▸ WORK TO DO
Would you transcribe all of the data exactly, down to the last character?

▸ SOURCE MATERIAL
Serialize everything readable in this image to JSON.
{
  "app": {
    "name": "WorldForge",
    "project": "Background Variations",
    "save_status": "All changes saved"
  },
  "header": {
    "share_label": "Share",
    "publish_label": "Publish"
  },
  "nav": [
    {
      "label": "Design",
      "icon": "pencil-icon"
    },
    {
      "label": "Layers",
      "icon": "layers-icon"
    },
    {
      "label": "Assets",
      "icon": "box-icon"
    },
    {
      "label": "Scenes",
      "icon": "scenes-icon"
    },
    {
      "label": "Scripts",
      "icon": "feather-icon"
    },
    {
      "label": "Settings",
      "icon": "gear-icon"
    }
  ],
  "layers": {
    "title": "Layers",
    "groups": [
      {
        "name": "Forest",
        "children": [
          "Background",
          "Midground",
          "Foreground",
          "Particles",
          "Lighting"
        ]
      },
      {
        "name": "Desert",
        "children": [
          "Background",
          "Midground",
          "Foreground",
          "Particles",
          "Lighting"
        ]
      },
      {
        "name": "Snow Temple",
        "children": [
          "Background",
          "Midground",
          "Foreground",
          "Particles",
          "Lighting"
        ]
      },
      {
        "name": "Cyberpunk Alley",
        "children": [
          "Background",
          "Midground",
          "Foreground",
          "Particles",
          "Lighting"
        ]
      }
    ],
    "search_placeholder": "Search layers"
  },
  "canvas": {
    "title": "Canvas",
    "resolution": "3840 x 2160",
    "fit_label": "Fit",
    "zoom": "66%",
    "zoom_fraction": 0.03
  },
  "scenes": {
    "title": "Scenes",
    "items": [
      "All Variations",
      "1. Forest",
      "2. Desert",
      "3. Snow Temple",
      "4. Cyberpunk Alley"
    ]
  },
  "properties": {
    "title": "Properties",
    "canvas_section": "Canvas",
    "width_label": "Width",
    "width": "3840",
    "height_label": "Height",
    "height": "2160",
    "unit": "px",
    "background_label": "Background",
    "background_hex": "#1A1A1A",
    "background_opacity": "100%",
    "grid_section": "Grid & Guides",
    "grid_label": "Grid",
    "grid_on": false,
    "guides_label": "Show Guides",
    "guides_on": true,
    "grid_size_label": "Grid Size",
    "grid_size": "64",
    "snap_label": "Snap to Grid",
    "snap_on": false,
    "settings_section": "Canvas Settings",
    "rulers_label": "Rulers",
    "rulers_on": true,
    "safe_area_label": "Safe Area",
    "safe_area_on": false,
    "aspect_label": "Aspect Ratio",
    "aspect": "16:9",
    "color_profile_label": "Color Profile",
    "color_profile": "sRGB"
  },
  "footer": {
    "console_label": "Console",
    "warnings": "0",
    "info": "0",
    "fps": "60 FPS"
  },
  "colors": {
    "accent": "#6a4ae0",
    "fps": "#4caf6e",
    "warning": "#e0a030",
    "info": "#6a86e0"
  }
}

▸ RESULT OF THIS EXERCISE
Serialize everything readable in this image to JSON.
{
  "app": {
    "name": "WorldForge",
    "project": "Background Variations",
    "save_status": "All changes saved"
  },
  "header": {
    "share_label": "Share",
    "publish_label": "Publish"
  },
  "nav": [
    {
      "label": "Design",
      "icon": "pencil-icon"
    },
    {
      "label": "Layers",
      "icon": "layers-icon"
    },
    {
      "label": "Assets",
      "icon": "box-icon"
    },
    {
      "label": "Scenes",
      "icon": "scenes-icon"
    },
    {
      "label": "Scripts",
      "icon": "feather-icon"
    },
    {
      "label": "Settings",
      "icon": "gear-icon"
    }
  ],
  "layers": {
    "title": "Layers",
    "groups": [
      {
        "name": "Forest",
        "children": [
          "Background",
          "Midground",
          "Foreground",
          "Particles",
          "Lighting"
        ]
      },
      {
        "name": "Desert",
        "children": [
          "Background",
          "Midground",
          "Foreground",
          "Particles",
          "Lighting"
        ]
      },
      {
        "name": "Snow Temple",
        "children": [
          "Background",
          "Midground",
          "Foreground",
          "Particles",
          "Lighting"
        ]
      },
      {
        "name": "Cyberpunk Alley",
        "children": [
          "Background",
          "Midground",
          "Foreground",
          "Particles",
          "Lighting"
        ]
      }
    ],
    "search_placeholder": "Search layers"
  },
  "canvas": {
    "title": "Canvas",
    "resolution": "3840 x 2160",
    "fit_label": "Fit",
    "zoom": "66%",
    "zoom_fraction": 0.03
  },
  "scenes": {
    "title": "Scenes",
    "items": [
      "All Variations",
      "1. Forest",
      "2. Desert",
      "3. Snow Temple",
      "4. Cyberpunk Alley"
    ]
  },
  "properties": {
    "title": "Properties",
    "canvas_section": "Canvas",
    "width_label": "Width",
    "width": "3840",
    "height_label": "Height",
    "height": "2160",
    "unit": "px",
    "background_label": "Background",
    "background_hex": "#1A1A1A",
    "background_opacity": "100%",
    "grid_section": "Grid & Guides",
    "grid_label": "Grid",
    "grid_on": false,
    "guides_label": "Show Guides",
    "guides_on": true,
    "grid_size_label": "Grid Size",
    "grid_size": "64",
    "snap_label": "Snap to Grid",
    "snap_on": false,
    "settings_section": "Canvas Settings",
    "rulers_label": "Rulers",
    "rulers_on": true,
    "safe_area_label": "Safe Area",
    "safe_area_on": false,
    "aspect_label": "Aspect Ratio",
    "aspect": "16:9",
    "color_profile_label": "Color Profile",
    "color_profile": "sRGB"
  },
  "footer": {
    "console_label": "Console",
    "warnings": "0",
    "info": "0",
    "fps": "60 FPS"
  },
  "colors": {
    "accent": "#6a4ae0",
    "fps": "#4caf6e",
    "warning": "#e0a030",
    "info": "#6a86e0"
  }
}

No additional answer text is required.